Supplied material:
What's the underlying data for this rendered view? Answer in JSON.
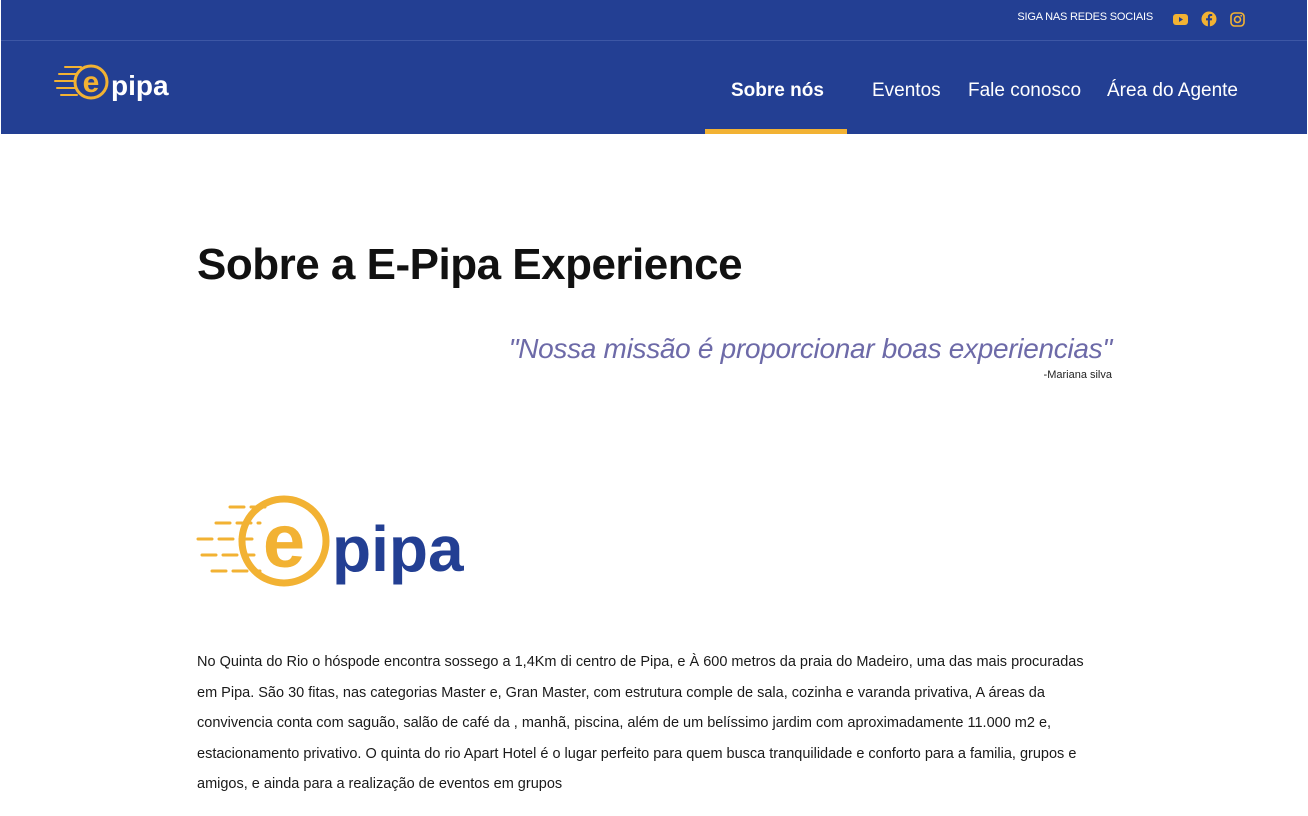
{
  "colors": {
    "header_bg": "#233f93",
    "accent_yellow": "#f2b233",
    "quote_color": "#6d6aa8"
  },
  "topbar": {
    "social_label": "SIGA NAS REDES SOCIAIS",
    "icons": [
      "youtube-icon",
      "facebook-icon",
      "instagram-icon"
    ]
  },
  "brand": {
    "logo_text": "pipa"
  },
  "nav": {
    "items": [
      "Sobre nós",
      "Eventos",
      "Fale conosco",
      "Área do Agente"
    ],
    "active": "Sobre nós"
  },
  "main": {
    "title": "Sobre a E-Pipa Experience",
    "quote": "\"Nossa missão é proporcionar boas experiencias\"",
    "quote_author": "-Mariana silva",
    "description": "No Quinta do Rio o hóspode encontra sossego a 1,4Km di centro de Pipa, e À 600 metros da praia do Madeiro, uma das mais procuradas em Pipa. São 30 fitas, nas categorias Master e, Gran Master, com estrutura comple de sala, cozinha e varanda privativa, A áreas da convivencia conta com saguão, salão de café da , manhã, piscina, além de um belíssimo jardim com aproximadamente 11.000 m2 e, estacionamento privativo. O quinta do rio Apart Hotel é o lugar perfeito para quem busca tranquilidade e conforto para a familia, grupos e amigos, e ainda para a realização de eventos em grupos"
  }
}
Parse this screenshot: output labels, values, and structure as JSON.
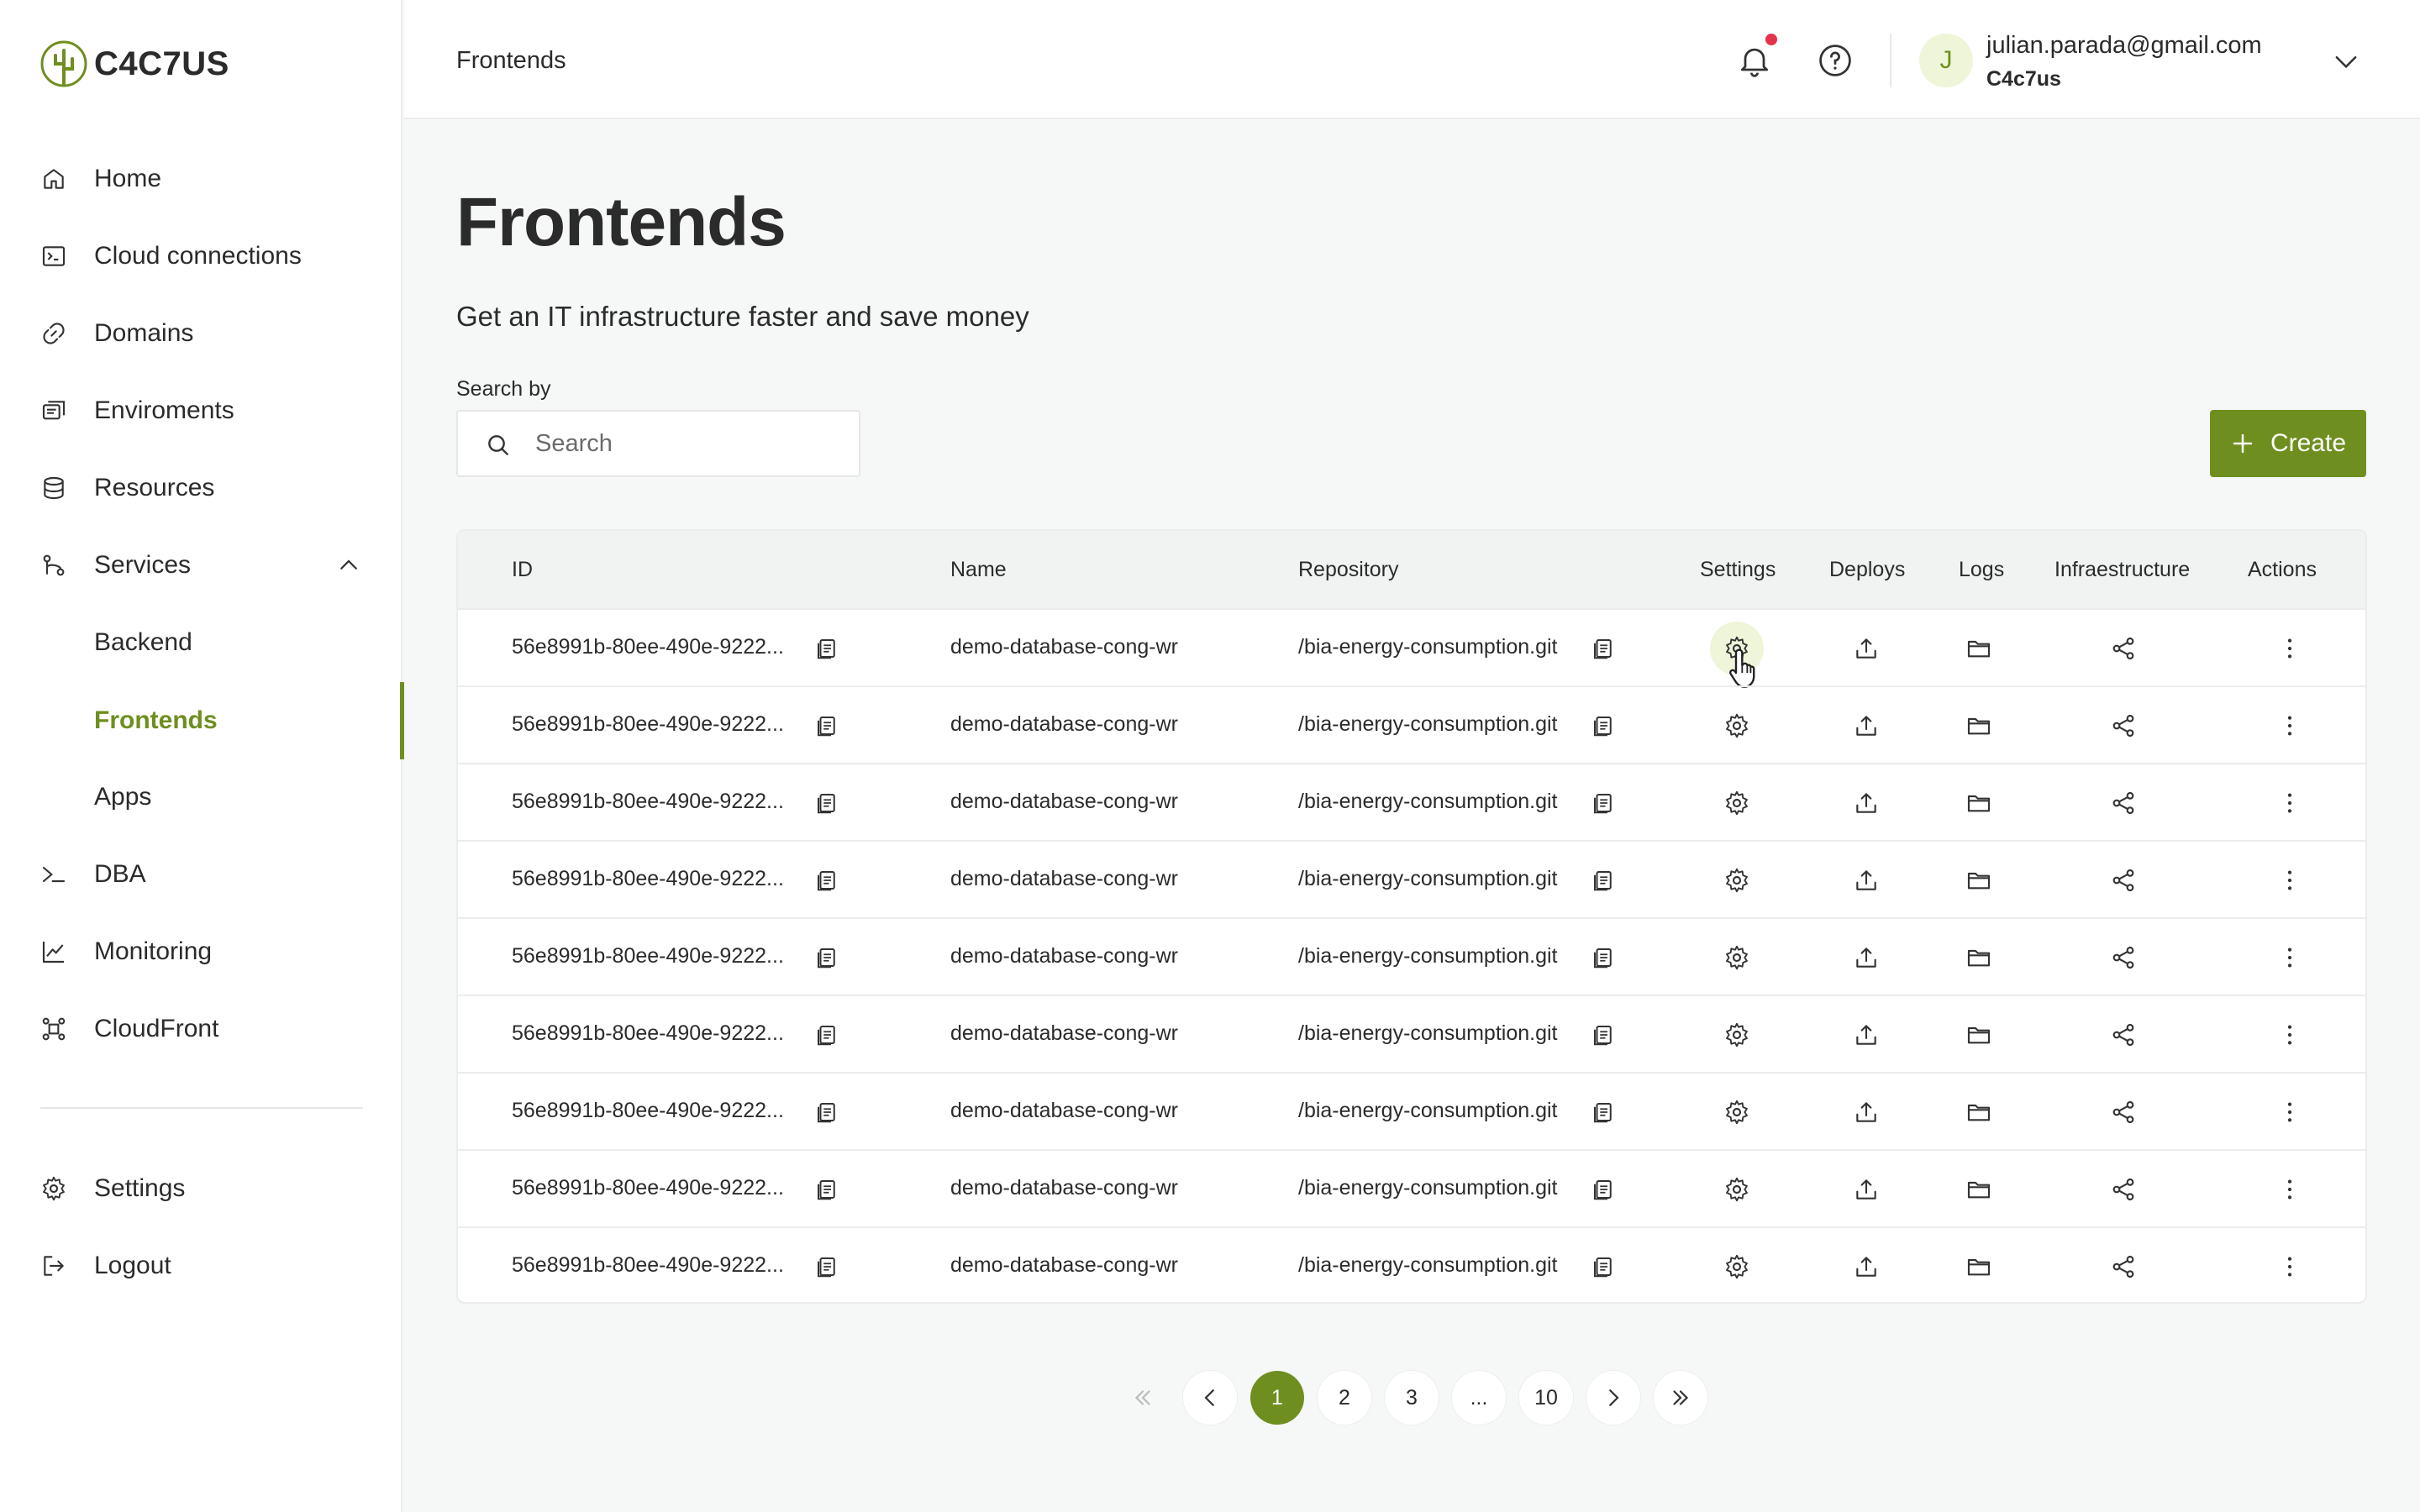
{
  "logo": {
    "text": "C4C7US"
  },
  "sidebar": {
    "items": [
      {
        "label": "Home",
        "icon": "home-icon"
      },
      {
        "label": "Cloud connections",
        "icon": "terminal-icon"
      },
      {
        "label": "Domains",
        "icon": "link-icon"
      },
      {
        "label": "Enviroments",
        "icon": "environment-icon"
      },
      {
        "label": "Resources",
        "icon": "database-icon"
      },
      {
        "label": "Services",
        "icon": "services-icon"
      },
      {
        "label": "Backend",
        "icon": ""
      },
      {
        "label": "Frontends",
        "icon": ""
      },
      {
        "label": "Apps",
        "icon": ""
      },
      {
        "label": "DBA",
        "icon": "prompt-icon"
      },
      {
        "label": "Monitoring",
        "icon": "chart-icon"
      },
      {
        "label": "CloudFront",
        "icon": "cloudfront-icon"
      }
    ],
    "bottom": [
      {
        "label": "Settings",
        "icon": "gear-icon"
      },
      {
        "label": "Logout",
        "icon": "logout-icon"
      }
    ]
  },
  "header": {
    "breadcrumb": "Frontends",
    "user": {
      "initial": "J",
      "email": "julian.parada@gmail.com",
      "org": "C4c7us"
    }
  },
  "main": {
    "title": "Frontends",
    "subtitle": "Get an IT infrastructure faster and save money",
    "search": {
      "label": "Search by",
      "placeholder": "Search"
    },
    "create_label": "Create"
  },
  "table": {
    "columns": [
      "ID",
      "Name",
      "Repository",
      "Settings",
      "Deploys",
      "Logs",
      "Infraestructure",
      "Actions"
    ],
    "rows": [
      {
        "id": "56e8991b-80ee-490e-9222...",
        "name": "demo-database-cong-wr",
        "repo": "/bia-energy-consumption.git"
      },
      {
        "id": "56e8991b-80ee-490e-9222...",
        "name": "demo-database-cong-wr",
        "repo": "/bia-energy-consumption.git"
      },
      {
        "id": "56e8991b-80ee-490e-9222...",
        "name": "demo-database-cong-wr",
        "repo": "/bia-energy-consumption.git"
      },
      {
        "id": "56e8991b-80ee-490e-9222...",
        "name": "demo-database-cong-wr",
        "repo": "/bia-energy-consumption.git"
      },
      {
        "id": "56e8991b-80ee-490e-9222...",
        "name": "demo-database-cong-wr",
        "repo": "/bia-energy-consumption.git"
      },
      {
        "id": "56e8991b-80ee-490e-9222...",
        "name": "demo-database-cong-wr",
        "repo": "/bia-energy-consumption.git"
      },
      {
        "id": "56e8991b-80ee-490e-9222...",
        "name": "demo-database-cong-wr",
        "repo": "/bia-energy-consumption.git"
      },
      {
        "id": "56e8991b-80ee-490e-9222...",
        "name": "demo-database-cong-wr",
        "repo": "/bia-energy-consumption.git"
      },
      {
        "id": "56e8991b-80ee-490e-9222...",
        "name": "demo-database-cong-wr",
        "repo": "/bia-energy-consumption.git"
      }
    ]
  },
  "pagination": {
    "pages": [
      "1",
      "2",
      "3",
      "...",
      "10"
    ],
    "current": "1"
  },
  "colors": {
    "accent": "#6e8f1f",
    "accent_light": "#eef5d9",
    "notification": "#e5334b"
  }
}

Stated problem: Transcribe every entry above exactly. Omit all pictures.

Result of this task:
What's the underlying data for this rendered view? Answer in JSON.
{
  "colors": {
    "header_bg": "#233f93",
    "accent_yellow": "#f2b233",
    "quote_color": "#6d6aa8"
  },
  "topbar": {
    "social_label": "SIGA NAS REDES SOCIAIS",
    "icons": [
      "youtube-icon",
      "facebook-icon",
      "instagram-icon"
    ]
  },
  "brand": {
    "logo_text": "pipa"
  },
  "nav": {
    "items": [
      "Sobre nós",
      "Eventos",
      "Fale conosco",
      "Área do Agente"
    ],
    "active": "Sobre nós"
  },
  "main": {
    "title": "Sobre a E-Pipa Experience",
    "quote": "\"Nossa missão é proporcionar boas experiencias\"",
    "quote_author": "-Mariana silva",
    "description": "No Quinta do Rio o hóspode encontra sossego a 1,4Km di centro de Pipa, e À 600 metros da praia do Madeiro, uma das mais procuradas em Pipa. São 30 fitas, nas categorias Master e, Gran Master, com estrutura comple de sala, cozinha e varanda privativa, A áreas da convivencia conta com saguão, salão de café da , manhã, piscina, além de um belíssimo jardim com aproximadamente 11.000 m2 e, estacionamento privativo. O quinta do rio Apart Hotel é o lugar perfeito para quem busca tranquilidade e conforto para a familia, grupos e amigos, e ainda para a realização de eventos em grupos"
  }
}
Parse this screenshot: output labels, values, and structure as JSON.
{
  "logo": {
    "text": "C4C7US"
  },
  "sidebar": {
    "items": [
      {
        "label": "Home",
        "icon": "home-icon"
      },
      {
        "label": "Cloud connections",
        "icon": "terminal-icon"
      },
      {
        "label": "Domains",
        "icon": "link-icon"
      },
      {
        "label": "Enviroments",
        "icon": "environment-icon"
      },
      {
        "label": "Resources",
        "icon": "database-icon"
      },
      {
        "label": "Services",
        "icon": "services-icon"
      },
      {
        "label": "Backend",
        "icon": ""
      },
      {
        "label": "Frontends",
        "icon": ""
      },
      {
        "label": "Apps",
        "icon": ""
      },
      {
        "label": "DBA",
        "icon": "prompt-icon"
      },
      {
        "label": "Monitoring",
        "icon": "chart-icon"
      },
      {
        "label": "CloudFront",
        "icon": "cloudfront-icon"
      }
    ],
    "bottom": [
      {
        "label": "Settings",
        "icon": "gear-icon"
      },
      {
        "label": "Logout",
        "icon": "logout-icon"
      }
    ]
  },
  "header": {
    "breadcrumb": "Frontends",
    "user": {
      "initial": "J",
      "email": "julian.parada@gmail.com",
      "org": "C4c7us"
    }
  },
  "main": {
    "title": "Frontends",
    "subtitle": "Get an IT infrastructure faster and save money",
    "search": {
      "label": "Search by",
      "placeholder": "Search"
    },
    "create_label": "Create"
  },
  "table": {
    "columns": [
      "ID",
      "Name",
      "Repository",
      "Settings",
      "Deploys",
      "Logs",
      "Infraestructure",
      "Actions"
    ],
    "rows": [
      {
        "id": "56e8991b-80ee-490e-9222...",
        "name": "demo-database-cong-wr",
        "repo": "/bia-energy-consumption.git"
      },
      {
        "id": "56e8991b-80ee-490e-9222...",
        "name": "demo-database-cong-wr",
        "repo": "/bia-energy-consumption.git"
      },
      {
        "id": "56e8991b-80ee-490e-9222...",
        "name": "demo-database-cong-wr",
        "repo": "/bia-energy-consumption.git"
      },
      {
        "id": "56e8991b-80ee-490e-9222...",
        "name": "demo-database-cong-wr",
        "repo": "/bia-energy-consumption.git"
      },
      {
        "id": "56e8991b-80ee-490e-9222...",
        "name": "demo-database-cong-wr",
        "repo": "/bia-energy-consumption.git"
      },
      {
        "id": "56e8991b-80ee-490e-9222...",
        "name": "demo-database-cong-wr",
        "repo": "/bia-energy-consumption.git"
      },
      {
        "id": "56e8991b-80ee-490e-9222...",
        "name": "demo-database-cong-wr",
        "repo": "/bia-energy-consumption.git"
      },
      {
        "id": "56e8991b-80ee-490e-9222...",
        "name": "demo-database-cong-wr",
        "repo": "/bia-energy-consumption.git"
      },
      {
        "id": "56e8991b-80ee-490e-9222...",
        "name": "demo-database-cong-wr",
        "repo": "/bia-energy-consumption.git"
      }
    ]
  },
  "pagination": {
    "pages": [
      "1",
      "2",
      "3",
      "...",
      "10"
    ],
    "current": "1"
  },
  "colors": {
    "accent": "#6e8f1f",
    "accent_light": "#eef5d9",
    "notification": "#e5334b"
  }
}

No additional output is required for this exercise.